• PROBLEM DETAILS: Quote all of the data that follows exactly as written, skipping the images.

Data entries:
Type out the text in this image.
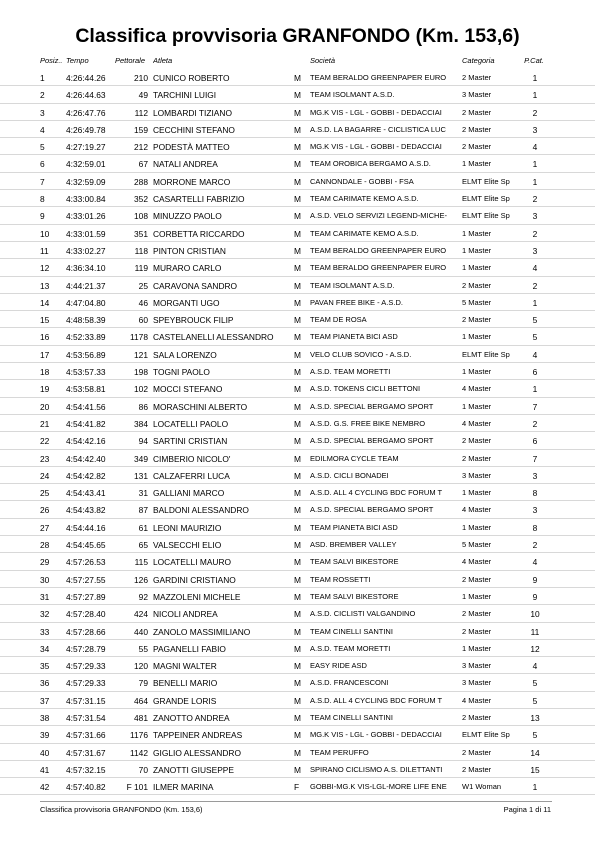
Classifica provvisoria GRANFONDO (Km. 153,6)
Posiz.. Tempo	Pettorale	Atleta	Società	Categoria	P.Cat.
1	4:26:44.26	210 CUNICO ROBERTO	M	TEAM BERALDO GREENPAPER EURO	2 Master	1
2	4:26:44.63	49 TARCHINI LUIGI	M	TEAM ISOLMANT A.S.D.	3 Master	1
3	4:26:47.76	112 LOMBARDI TIZIANO	M	MG.K VIS - LGL - GOBBI - DEDACCIAI	2 Master	2
4	4:26:49.78	159 CECCHINI STEFANO	M	A.S.D. LA BAGARRE - CICLISTICA LUC	2 Master	3
5	4:27:19.27	212 PODESTÀ MATTEO	M	MG.K VIS - LGL - GOBBI - DEDACCIAI	2 Master	4
6	4:32:59.01	67 NATALI ANDREA	M	TEAM OROBICA BERGAMO A.S.D.	1 Master	1
7	4:32:59.09	288 MORRONE MARCO	M	CANNONDALE - GOBBI - FSA	ELMT Elite Sp	1
8	4:33:00.84	352 CASARTELLI FABRIZIO	M	TEAM CARIMATE KEMO A.S.D.	ELMT Elite Sp	2
9	4:33:01.26	108 MINUZZO PAOLO	M	A.S.D. VELO SERVIZI LEGEND-MICHE-	ELMT Elite Sp	3
10	4:33:01.59	351 CORBETTA RICCARDO	M	TEAM CARIMATE KEMO A.S.D.	1 Master	2
11	4:33:02.27	118 PINTON CRISTIAN	M	TEAM BERALDO GREENPAPER EURO	1 Master	3
12	4:36:34.10	119 MURARO CARLO	M	TEAM BERALDO GREENPAPER EURO	1 Master	4
13	4:44:21.37	25 CARAVONA SANDRO	M	TEAM ISOLMANT A.S.D.	2 Master	2
14	4:47:04.80	46 MORGANTI UGO	M	PAVAN FREE BIKE - A.S.D.	5 Master	1
15	4:48:58.39	60 SPEYBROUCK FILIP	M	TEAM DE ROSA	2 Master	5
16	4:52:33.89	1178 CASTELANELLI ALESSANDRO	M	TEAM PIANETA BICI ASD	1 Master	5
17	4:53:56.89	121 SALA LORENZO	M	VELO CLUB SOVICO - A.S.D.	ELMT Elite Sp	4
18	4:53:57.33	198 TOGNI PAOLO	M	A.S.D. TEAM MORETTI	1 Master	6
19	4:53:58.81	102 MOCCI STEFANO	M	A.S.D. TOKENS CICLI BETTONI	4 Master	1
20	4:54:41.56	86 MORASCHINI ALBERTO	M	A.S.D. SPECIAL BERGAMO SPORT	1 Master	7
21	4:54:41.82	384 LOCATELLI PAOLO	M	A.S.D. G.S. FREE BIKE NEMBRO	4 Master	2
22	4:54:42.16	94 SARTINI CRISTIAN	M	A.S.D. SPECIAL BERGAMO SPORT	2 Master	6
23	4:54:42.40	349 CIMBERIO NICOLO'	M	EDILMORA CYCLE TEAM	2 Master	7
24	4:54:42.82	131 CALZAFERRI LUCA	M	A.S.D. CICLI BONADEI	3 Master	3
25	4:54:43.41	31 GALLIANI MARCO	M	A.S.D. ALL 4 CYCLING BDC FORUM T	1 Master	8
26	4:54:43.82	87 BALDONI ALESSANDRO	M	A.S.D. SPECIAL BERGAMO SPORT	4 Master	3
27	4:54:44.16	61 LEONI MAURIZIO	M	TEAM PIANETA BICI ASD	1 Master	8
28	4:54:45.65	65 VALSECCHI ELIO	M	ASD. BREMBER VALLEY	5 Master	2
29	4:57:26.53	115 LOCATELLI MAURO	M	TEAM SALVI BIKESTORE	4 Master	4
30	4:57:27.55	126 GARDINI CRISTIANO	M	TEAM ROSSETTI	2 Master	9
31	4:57:27.89	92 MAZZOLENI MICHELE	M	TEAM SALVI BIKESTORE	1 Master	9
32	4:57:28.40	424 NICOLI ANDREA	M	A.S.D. CICLISTI VALGANDINO	2 Master	10
33	4:57:28.66	440 ZANOLO MASSIMILIANO	M	TEAM CINELLI SANTINI	2 Master	11
34	4:57:28.79	55 PAGANELLI FABIO	M	A.S.D. TEAM MORETTI	1 Master	12
35	4:57:29.33	120 MAGNI WALTER	M	EASY RIDE ASD	3 Master	4
36	4:57:29.33	79 BENELLI MARIO	M	A.S.D. FRANCESCONI	3 Master	5
37	4:57:31.15	464 GRANDE LORIS	M	A.S.D. ALL 4 CYCLING BDC FORUM T	4 Master	5
38	4:57:31.54	481 ZANOTTO ANDREA	M	TEAM CINELLI SANTINI	2 Master	13
39	4:57:31.66	1176 TAPPEINER ANDREAS	M	MG.K VIS - LGL - GOBBI - DEDACCIAI	ELMT Elite Sp	5
40	4:57:31.67	1142 GIGLIO ALESSANDRO	M	TEAM PERUFFO	2 Master	14
41	4:57:32.15	70 ZANOTTI GIUSEPPE	M	SPIRANO CICLISMO A.S. DILETTANTI	2 Master	15
42	4:57:40.82	F 101 ILMER MARINA	F	GOBBI-MG.K VIS-LGL-MORE LIFE ENE	W1 Woman	1
Classifica provvisoria GRANFONDO (Km. 153,6)	Pagina 1 di 11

• TASK SOLUTION:
Type out the text in this image.
Classifica provvisoria GRANFONDO (Km. 153,6)
Posiz.. Tempo	Pettorale	Atleta	Società	Categoria	P.Cat.
1	4:26:44.26	210 CUNICO ROBERTO	M	TEAM BERALDO GREENPAPER EURO	2 Master	1
2	4:26:44.63	49 TARCHINI LUIGI	M	TEAM ISOLMANT A.S.D.	3 Master	1
3	4:26:47.76	112 LOMBARDI TIZIANO	M	MG.K VIS - LGL - GOBBI - DEDACCIAI	2 Master	2
4	4:26:49.78	159 CECCHINI STEFANO	M	A.S.D. LA BAGARRE - CICLISTICA LUC	2 Master	3
5	4:27:19.27	212 PODESTÀ MATTEO	M	MG.K VIS - LGL - GOBBI - DEDACCIAI	2 Master	4
6	4:32:59.01	67 NATALI ANDREA	M	TEAM OROBICA BERGAMO A.S.D.	1 Master	1
7	4:32:59.09	288 MORRONE MARCO	M	CANNONDALE - GOBBI - FSA	ELMT Elite Sp	1
8	4:33:00.84	352 CASARTELLI FABRIZIO	M	TEAM CARIMATE KEMO A.S.D.	ELMT Elite Sp	2
9	4:33:01.26	108 MINUZZO PAOLO	M	A.S.D. VELO SERVIZI LEGEND-MICHE-	ELMT Elite Sp	3
10	4:33:01.59	351 CORBETTA RICCARDO	M	TEAM CARIMATE KEMO A.S.D.	1 Master	2
11	4:33:02.27	118 PINTON CRISTIAN	M	TEAM BERALDO GREENPAPER EURO	1 Master	3
12	4:36:34.10	119 MURARO CARLO	M	TEAM BERALDO GREENPAPER EURO	1 Master	4
13	4:44:21.37	25 CARAVONA SANDRO	M	TEAM ISOLMANT A.S.D.	2 Master	2
14	4:47:04.80	46 MORGANTI UGO	M	PAVAN FREE BIKE - A.S.D.	5 Master	1
15	4:48:58.39	60 SPEYBROUCK FILIP	M	TEAM DE ROSA	2 Master	5
16	4:52:33.89	1178 CASTELANELLI ALESSANDRO	M	TEAM PIANETA BICI ASD	1 Master	5
17	4:53:56.89	121 SALA LORENZO	M	VELO CLUB SOVICO - A.S.D.	ELMT Elite Sp	4
18	4:53:57.33	198 TOGNI PAOLO	M	A.S.D. TEAM MORETTI	1 Master	6
19	4:53:58.81	102 MOCCI STEFANO	M	A.S.D. TOKENS CICLI BETTONI	4 Master	1
20	4:54:41.56	86 MORASCHINI ALBERTO	M	A.S.D. SPECIAL BERGAMO SPORT	1 Master	7
21	4:54:41.82	384 LOCATELLI PAOLO	M	A.S.D. G.S. FREE BIKE NEMBRO	4 Master	2
22	4:54:42.16	94 SARTINI CRISTIAN	M	A.S.D. SPECIAL BERGAMO SPORT	2 Master	6
23	4:54:42.40	349 CIMBERIO NICOLO'	M	EDILMORA CYCLE TEAM	2 Master	7
24	4:54:42.82	131 CALZAFERRI LUCA	M	A.S.D. CICLI BONADEI	3 Master	3
25	4:54:43.41	31 GALLIANI MARCO	M	A.S.D. ALL 4 CYCLING BDC FORUM T	1 Master	8
26	4:54:43.82	87 BALDONI ALESSANDRO	M	A.S.D. SPECIAL BERGAMO SPORT	4 Master	3
27	4:54:44.16	61 LEONI MAURIZIO	M	TEAM PIANETA BICI ASD	1 Master	8
28	4:54:45.65	65 VALSECCHI ELIO	M	ASD. BREMBER VALLEY	5 Master	2
29	4:57:26.53	115 LOCATELLI MAURO	M	TEAM SALVI BIKESTORE	4 Master	4
30	4:57:27.55	126 GARDINI CRISTIANO	M	TEAM ROSSETTI	2 Master	9
31	4:57:27.89	92 MAZZOLENI MICHELE	M	TEAM SALVI BIKESTORE	1 Master	9
32	4:57:28.40	424 NICOLI ANDREA	M	A.S.D. CICLISTI VALGANDINO	2 Master	10
33	4:57:28.66	440 ZANOLO MASSIMILIANO	M	TEAM CINELLI SANTINI	2 Master	11
34	4:57:28.79	55 PAGANELLI FABIO	M	A.S.D. TEAM MORETTI	1 Master	12
35	4:57:29.33	120 MAGNI WALTER	M	EASY RIDE ASD	3 Master	4
36	4:57:29.33	79 BENELLI MARIO	M	A.S.D. FRANCESCONI	3 Master	5
37	4:57:31.15	464 GRANDE LORIS	M	A.S.D. ALL 4 CYCLING BDC FORUM T	4 Master	5
38	4:57:31.54	481 ZANOTTO ANDREA	M	TEAM CINELLI SANTINI	2 Master	13
39	4:57:31.66	1176 TAPPEINER ANDREAS	M	MG.K VIS - LGL - GOBBI - DEDACCIAI	ELMT Elite Sp	5
40	4:57:31.67	1142 GIGLIO ALESSANDRO	M	TEAM PERUFFO	2 Master	14
41	4:57:32.15	70 ZANOTTI GIUSEPPE	M	SPIRANO CICLISMO A.S. DILETTANTI	2 Master	15
42	4:57:40.82	F 101 ILMER MARINA	F	GOBBI-MG.K VIS-LGL-MORE LIFE ENE	W1 Woman	1
Classifica provvisoria GRANFONDO (Km. 153,6)	Pagina 1 di 11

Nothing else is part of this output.